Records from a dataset
::::::::
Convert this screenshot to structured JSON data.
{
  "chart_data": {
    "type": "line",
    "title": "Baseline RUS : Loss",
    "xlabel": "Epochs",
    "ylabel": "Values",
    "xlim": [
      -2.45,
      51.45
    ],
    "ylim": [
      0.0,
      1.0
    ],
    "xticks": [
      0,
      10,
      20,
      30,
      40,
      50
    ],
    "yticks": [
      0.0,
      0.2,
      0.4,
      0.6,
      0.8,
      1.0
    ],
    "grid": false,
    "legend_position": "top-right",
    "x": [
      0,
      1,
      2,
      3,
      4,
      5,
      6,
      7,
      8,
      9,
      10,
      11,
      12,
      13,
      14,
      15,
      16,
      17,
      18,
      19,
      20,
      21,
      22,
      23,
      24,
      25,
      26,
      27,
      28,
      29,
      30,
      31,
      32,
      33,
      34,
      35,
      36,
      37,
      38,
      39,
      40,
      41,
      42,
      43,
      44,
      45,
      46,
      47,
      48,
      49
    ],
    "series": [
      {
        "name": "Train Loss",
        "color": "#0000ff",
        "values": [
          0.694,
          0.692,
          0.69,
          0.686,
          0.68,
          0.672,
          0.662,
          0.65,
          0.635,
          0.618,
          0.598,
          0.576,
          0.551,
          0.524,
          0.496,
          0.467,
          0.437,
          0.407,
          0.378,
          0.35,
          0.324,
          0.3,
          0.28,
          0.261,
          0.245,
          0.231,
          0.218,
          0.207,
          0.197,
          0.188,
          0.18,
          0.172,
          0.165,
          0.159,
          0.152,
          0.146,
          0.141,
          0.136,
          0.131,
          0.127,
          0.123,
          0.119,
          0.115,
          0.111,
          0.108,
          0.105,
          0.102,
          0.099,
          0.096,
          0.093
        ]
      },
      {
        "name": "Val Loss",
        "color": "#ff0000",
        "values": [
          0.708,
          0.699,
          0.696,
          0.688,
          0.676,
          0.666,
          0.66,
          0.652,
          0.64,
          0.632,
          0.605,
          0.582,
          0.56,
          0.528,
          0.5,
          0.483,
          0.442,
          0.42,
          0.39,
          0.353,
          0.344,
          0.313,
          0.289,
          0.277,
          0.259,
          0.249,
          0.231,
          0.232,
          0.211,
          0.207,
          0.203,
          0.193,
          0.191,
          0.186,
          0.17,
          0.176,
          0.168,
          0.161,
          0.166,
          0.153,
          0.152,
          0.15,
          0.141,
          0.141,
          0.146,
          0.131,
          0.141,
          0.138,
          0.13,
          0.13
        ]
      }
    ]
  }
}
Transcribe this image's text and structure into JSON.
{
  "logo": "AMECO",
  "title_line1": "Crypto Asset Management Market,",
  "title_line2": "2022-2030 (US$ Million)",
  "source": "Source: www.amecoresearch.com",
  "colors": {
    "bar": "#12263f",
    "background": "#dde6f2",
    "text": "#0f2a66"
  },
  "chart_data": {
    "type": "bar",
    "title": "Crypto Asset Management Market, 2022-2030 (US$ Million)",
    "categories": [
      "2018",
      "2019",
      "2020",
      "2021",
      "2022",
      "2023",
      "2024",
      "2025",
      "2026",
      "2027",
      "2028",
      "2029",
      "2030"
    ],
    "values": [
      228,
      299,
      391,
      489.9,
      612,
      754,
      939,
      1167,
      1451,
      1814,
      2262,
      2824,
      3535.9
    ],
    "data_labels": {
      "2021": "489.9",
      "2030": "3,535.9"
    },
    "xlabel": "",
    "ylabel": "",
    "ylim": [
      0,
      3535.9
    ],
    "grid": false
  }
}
::::::::
Each entry must be reproduced verbatim.

Convert this screenshot to structured JSON data.
{
  "chart_data": {
    "type": "line",
    "title": "Baseline RUS : Loss",
    "xlabel": "Epochs",
    "ylabel": "Values",
    "xlim": [
      -2.45,
      51.45
    ],
    "ylim": [
      0.0,
      1.0
    ],
    "xticks": [
      0,
      10,
      20,
      30,
      40,
      50
    ],
    "yticks": [
      0.0,
      0.2,
      0.4,
      0.6,
      0.8,
      1.0
    ],
    "grid": false,
    "legend_position": "top-right",
    "x": [
      0,
      1,
      2,
      3,
      4,
      5,
      6,
      7,
      8,
      9,
      10,
      11,
      12,
      13,
      14,
      15,
      16,
      17,
      18,
      19,
      20,
      21,
      22,
      23,
      24,
      25,
      26,
      27,
      28,
      29,
      30,
      31,
      32,
      33,
      34,
      35,
      36,
      37,
      38,
      39,
      40,
      41,
      42,
      43,
      44,
      45,
      46,
      47,
      48,
      49
    ],
    "series": [
      {
        "name": "Train Loss",
        "color": "#0000ff",
        "values": [
          0.694,
          0.692,
          0.69,
          0.686,
          0.68,
          0.672,
          0.662,
          0.65,
          0.635,
          0.618,
          0.598,
          0.576,
          0.551,
          0.524,
          0.496,
          0.467,
          0.437,
          0.407,
          0.378,
          0.35,
          0.324,
          0.3,
          0.28,
          0.261,
          0.245,
          0.231,
          0.218,
          0.207,
          0.197,
          0.188,
          0.18,
          0.172,
          0.165,
          0.159,
          0.152,
          0.146,
          0.141,
          0.136,
          0.131,
          0.127,
          0.123,
          0.119,
          0.115,
          0.111,
          0.108,
          0.105,
          0.102,
          0.099,
          0.096,
          0.093
        ]
      },
      {
        "name": "Val Loss",
        "color": "#ff0000",
        "values": [
          0.708,
          0.699,
          0.696,
          0.688,
          0.676,
          0.666,
          0.66,
          0.652,
          0.64,
          0.632,
          0.605,
          0.582,
          0.56,
          0.528,
          0.5,
          0.483,
          0.442,
          0.42,
          0.39,
          0.353,
          0.344,
          0.313,
          0.289,
          0.277,
          0.259,
          0.249,
          0.231,
          0.232,
          0.211,
          0.207,
          0.203,
          0.193,
          0.191,
          0.186,
          0.17,
          0.176,
          0.168,
          0.161,
          0.166,
          0.153,
          0.152,
          0.15,
          0.141,
          0.141,
          0.146,
          0.131,
          0.141,
          0.138,
          0.13,
          0.13
        ]
      }
    ]
  }
}
Transcribe this image's text and structure into JSON.
{
  "logo": "AMECO",
  "title_line1": "Crypto Asset Management Market,",
  "title_line2": "2022-2030 (US$ Million)",
  "source": "Source: www.amecoresearch.com",
  "colors": {
    "bar": "#12263f",
    "background": "#dde6f2",
    "text": "#0f2a66"
  },
  "chart_data": {
    "type": "bar",
    "title": "Crypto Asset Management Market, 2022-2030 (US$ Million)",
    "categories": [
      "2018",
      "2019",
      "2020",
      "2021",
      "2022",
      "2023",
      "2024",
      "2025",
      "2026",
      "2027",
      "2028",
      "2029",
      "2030"
    ],
    "values": [
      228,
      299,
      391,
      489.9,
      612,
      754,
      939,
      1167,
      1451,
      1814,
      2262,
      2824,
      3535.9
    ],
    "data_labels": {
      "2021": "489.9",
      "2030": "3,535.9"
    },
    "xlabel": "",
    "ylabel": "",
    "ylim": [
      0,
      3535.9
    ],
    "grid": false
  }
}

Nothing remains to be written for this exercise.